* **Exercise material**:

━━━━━━

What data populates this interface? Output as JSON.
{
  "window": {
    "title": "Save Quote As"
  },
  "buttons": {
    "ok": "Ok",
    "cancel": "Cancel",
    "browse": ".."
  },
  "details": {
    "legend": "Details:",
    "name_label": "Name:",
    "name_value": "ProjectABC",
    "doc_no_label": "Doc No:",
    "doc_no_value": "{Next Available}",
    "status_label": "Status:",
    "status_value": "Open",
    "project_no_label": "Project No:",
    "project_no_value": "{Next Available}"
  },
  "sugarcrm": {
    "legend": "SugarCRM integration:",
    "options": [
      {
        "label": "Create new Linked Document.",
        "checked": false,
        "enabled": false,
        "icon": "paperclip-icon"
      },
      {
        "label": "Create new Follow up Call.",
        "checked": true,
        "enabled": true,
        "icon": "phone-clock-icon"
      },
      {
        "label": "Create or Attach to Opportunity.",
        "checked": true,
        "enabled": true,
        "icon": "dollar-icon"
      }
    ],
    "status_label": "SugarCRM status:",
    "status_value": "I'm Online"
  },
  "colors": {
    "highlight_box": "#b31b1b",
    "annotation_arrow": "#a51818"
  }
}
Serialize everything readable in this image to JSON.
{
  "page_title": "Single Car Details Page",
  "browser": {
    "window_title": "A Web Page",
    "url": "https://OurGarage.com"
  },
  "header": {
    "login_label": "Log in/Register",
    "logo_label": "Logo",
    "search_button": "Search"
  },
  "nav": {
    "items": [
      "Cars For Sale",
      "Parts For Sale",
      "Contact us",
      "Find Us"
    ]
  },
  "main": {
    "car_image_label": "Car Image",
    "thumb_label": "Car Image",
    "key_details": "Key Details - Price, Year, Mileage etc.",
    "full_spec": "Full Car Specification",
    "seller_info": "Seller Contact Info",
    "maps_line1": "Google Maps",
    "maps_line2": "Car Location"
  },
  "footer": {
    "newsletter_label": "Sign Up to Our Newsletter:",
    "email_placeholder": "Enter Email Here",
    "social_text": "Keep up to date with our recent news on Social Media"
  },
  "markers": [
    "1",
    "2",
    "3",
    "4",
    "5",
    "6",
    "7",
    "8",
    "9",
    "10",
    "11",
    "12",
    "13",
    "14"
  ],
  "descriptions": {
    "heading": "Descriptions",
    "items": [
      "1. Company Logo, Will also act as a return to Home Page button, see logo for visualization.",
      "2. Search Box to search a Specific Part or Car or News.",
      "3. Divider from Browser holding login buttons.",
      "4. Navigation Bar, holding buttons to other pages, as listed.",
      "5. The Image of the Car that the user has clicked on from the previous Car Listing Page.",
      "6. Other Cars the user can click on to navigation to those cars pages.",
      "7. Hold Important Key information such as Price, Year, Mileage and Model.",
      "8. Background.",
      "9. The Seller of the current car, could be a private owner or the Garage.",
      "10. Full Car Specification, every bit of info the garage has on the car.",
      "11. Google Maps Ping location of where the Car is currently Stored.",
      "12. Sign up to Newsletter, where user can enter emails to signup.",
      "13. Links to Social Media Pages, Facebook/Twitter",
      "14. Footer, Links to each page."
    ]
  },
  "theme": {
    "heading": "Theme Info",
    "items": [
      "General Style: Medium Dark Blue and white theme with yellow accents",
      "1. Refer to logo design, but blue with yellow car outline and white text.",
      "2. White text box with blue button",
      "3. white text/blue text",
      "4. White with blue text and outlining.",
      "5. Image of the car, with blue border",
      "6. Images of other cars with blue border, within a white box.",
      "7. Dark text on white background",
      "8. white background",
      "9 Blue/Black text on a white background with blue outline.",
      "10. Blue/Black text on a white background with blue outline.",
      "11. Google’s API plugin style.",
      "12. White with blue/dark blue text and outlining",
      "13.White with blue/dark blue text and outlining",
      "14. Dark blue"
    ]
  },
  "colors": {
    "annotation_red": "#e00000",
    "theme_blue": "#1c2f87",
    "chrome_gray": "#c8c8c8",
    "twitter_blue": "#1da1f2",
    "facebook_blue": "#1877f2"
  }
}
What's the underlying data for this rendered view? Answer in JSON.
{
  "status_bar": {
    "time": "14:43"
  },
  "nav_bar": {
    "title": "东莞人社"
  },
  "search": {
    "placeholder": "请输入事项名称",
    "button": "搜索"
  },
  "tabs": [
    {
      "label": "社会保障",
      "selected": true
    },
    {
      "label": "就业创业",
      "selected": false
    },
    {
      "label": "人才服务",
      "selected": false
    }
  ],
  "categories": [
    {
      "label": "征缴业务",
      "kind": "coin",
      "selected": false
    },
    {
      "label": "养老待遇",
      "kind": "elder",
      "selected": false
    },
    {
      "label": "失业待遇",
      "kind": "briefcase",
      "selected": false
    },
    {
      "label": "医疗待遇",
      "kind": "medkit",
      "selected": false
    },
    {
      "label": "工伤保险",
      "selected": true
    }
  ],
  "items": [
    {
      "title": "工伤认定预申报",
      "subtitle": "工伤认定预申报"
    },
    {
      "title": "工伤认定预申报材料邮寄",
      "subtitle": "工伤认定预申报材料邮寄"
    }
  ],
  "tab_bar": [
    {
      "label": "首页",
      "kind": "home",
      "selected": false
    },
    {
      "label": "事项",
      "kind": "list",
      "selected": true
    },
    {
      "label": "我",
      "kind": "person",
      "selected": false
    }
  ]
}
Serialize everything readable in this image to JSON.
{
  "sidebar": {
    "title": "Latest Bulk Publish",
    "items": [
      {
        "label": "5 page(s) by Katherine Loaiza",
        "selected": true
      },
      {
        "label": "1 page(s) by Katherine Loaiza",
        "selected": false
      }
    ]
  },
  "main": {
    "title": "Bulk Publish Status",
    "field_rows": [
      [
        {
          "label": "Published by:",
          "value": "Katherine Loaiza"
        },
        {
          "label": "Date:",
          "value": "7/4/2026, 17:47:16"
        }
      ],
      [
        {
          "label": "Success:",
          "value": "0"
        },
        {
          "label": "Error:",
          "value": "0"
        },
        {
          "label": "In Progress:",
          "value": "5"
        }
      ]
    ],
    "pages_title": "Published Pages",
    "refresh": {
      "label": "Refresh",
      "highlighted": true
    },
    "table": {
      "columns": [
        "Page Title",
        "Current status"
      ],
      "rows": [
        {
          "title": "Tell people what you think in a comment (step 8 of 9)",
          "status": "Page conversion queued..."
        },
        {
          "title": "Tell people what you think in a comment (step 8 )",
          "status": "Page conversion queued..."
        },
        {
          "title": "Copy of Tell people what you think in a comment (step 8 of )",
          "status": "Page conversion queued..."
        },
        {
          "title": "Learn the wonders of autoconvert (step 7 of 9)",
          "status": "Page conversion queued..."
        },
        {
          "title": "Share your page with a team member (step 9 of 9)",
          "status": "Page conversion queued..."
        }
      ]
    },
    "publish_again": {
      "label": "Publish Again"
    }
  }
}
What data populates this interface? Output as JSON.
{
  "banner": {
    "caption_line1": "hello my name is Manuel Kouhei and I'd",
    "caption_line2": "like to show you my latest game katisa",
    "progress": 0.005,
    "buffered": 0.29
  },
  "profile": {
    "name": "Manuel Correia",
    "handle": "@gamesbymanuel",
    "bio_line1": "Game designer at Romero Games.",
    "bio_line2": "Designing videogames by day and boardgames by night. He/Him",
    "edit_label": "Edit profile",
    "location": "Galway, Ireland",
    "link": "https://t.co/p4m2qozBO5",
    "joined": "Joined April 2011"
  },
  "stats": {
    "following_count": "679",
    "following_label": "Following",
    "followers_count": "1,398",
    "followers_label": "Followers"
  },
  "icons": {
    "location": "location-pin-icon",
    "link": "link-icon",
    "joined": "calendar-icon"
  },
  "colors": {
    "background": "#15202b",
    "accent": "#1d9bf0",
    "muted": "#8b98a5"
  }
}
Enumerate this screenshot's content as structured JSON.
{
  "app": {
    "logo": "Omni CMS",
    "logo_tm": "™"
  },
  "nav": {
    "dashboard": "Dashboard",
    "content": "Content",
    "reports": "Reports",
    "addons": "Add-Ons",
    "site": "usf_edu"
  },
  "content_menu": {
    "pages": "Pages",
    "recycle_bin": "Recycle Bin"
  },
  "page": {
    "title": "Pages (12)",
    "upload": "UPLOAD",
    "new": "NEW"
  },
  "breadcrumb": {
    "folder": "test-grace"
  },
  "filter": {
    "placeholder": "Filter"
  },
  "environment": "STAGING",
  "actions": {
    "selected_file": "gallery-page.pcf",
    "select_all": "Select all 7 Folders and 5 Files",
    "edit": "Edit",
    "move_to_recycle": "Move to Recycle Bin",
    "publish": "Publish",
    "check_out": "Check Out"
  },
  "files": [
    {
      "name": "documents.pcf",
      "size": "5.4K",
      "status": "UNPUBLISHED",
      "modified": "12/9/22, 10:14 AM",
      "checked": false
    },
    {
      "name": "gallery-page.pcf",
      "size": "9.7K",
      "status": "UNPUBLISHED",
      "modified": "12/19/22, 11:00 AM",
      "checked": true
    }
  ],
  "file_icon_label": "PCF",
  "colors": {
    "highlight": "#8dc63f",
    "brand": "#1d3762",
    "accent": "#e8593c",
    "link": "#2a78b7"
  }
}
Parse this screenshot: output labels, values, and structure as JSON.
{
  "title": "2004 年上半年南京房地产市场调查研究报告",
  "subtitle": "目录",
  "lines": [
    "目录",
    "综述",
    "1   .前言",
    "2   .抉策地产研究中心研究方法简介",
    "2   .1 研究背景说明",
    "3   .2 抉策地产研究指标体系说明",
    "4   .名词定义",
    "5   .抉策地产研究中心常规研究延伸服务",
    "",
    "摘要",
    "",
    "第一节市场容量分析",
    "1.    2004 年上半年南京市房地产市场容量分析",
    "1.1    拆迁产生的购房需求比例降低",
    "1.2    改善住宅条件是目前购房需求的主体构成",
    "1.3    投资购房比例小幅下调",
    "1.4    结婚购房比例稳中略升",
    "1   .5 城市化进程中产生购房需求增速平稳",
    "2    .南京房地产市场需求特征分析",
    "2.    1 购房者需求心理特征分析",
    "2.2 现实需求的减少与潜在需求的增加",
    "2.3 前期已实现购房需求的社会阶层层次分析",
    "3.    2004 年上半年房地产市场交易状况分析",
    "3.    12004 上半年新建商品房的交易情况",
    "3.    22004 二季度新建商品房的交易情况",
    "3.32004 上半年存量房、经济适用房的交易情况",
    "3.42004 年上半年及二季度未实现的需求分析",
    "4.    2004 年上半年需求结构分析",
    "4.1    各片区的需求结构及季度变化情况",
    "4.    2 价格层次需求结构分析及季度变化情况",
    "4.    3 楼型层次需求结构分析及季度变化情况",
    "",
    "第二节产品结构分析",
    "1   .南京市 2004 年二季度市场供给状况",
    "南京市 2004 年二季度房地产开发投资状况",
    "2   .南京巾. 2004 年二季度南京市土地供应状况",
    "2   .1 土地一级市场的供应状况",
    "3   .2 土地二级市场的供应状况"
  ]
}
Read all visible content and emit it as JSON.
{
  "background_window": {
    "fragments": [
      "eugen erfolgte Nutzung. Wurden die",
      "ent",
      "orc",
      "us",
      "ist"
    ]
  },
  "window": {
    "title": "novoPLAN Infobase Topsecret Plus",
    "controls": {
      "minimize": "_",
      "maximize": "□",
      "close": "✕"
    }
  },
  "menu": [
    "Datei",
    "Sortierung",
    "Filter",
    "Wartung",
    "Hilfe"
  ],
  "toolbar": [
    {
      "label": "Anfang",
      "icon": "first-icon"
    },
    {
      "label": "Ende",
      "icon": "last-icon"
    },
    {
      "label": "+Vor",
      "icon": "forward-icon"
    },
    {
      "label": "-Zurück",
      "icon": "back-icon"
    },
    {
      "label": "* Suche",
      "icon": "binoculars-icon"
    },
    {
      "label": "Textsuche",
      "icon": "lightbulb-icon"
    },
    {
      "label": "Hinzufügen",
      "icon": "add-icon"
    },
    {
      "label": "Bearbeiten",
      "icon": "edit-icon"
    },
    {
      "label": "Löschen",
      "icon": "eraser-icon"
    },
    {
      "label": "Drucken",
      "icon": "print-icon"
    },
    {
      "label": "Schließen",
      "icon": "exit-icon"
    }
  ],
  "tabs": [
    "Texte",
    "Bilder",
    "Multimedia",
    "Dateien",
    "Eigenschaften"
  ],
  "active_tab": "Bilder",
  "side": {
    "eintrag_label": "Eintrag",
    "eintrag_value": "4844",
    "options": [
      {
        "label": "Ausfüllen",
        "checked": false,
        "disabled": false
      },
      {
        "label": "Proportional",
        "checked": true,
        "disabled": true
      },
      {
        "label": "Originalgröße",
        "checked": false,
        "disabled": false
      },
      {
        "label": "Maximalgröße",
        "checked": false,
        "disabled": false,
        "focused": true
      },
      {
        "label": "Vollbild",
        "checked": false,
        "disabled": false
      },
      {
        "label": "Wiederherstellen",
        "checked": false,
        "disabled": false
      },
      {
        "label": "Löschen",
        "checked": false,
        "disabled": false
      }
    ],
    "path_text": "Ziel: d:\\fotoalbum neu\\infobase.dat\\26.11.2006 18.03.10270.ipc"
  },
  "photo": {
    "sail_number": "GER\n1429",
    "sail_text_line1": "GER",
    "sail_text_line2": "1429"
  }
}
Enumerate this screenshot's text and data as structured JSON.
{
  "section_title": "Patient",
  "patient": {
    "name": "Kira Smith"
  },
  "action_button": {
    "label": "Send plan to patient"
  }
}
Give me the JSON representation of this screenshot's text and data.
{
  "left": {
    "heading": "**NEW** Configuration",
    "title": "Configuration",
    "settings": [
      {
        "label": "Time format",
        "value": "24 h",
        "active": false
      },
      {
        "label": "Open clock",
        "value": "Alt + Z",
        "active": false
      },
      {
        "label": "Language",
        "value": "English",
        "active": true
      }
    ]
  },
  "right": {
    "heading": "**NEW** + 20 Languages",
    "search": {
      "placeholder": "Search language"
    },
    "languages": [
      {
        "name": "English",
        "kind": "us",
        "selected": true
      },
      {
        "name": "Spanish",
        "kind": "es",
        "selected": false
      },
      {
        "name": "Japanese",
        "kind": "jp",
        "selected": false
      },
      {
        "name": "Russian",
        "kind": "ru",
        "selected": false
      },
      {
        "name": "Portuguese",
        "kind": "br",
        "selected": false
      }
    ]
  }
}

━━━━━━

* **What is asked**: Give the number of lines in the records that contain the string "heading", with no other output.

* **Correct answer**: 4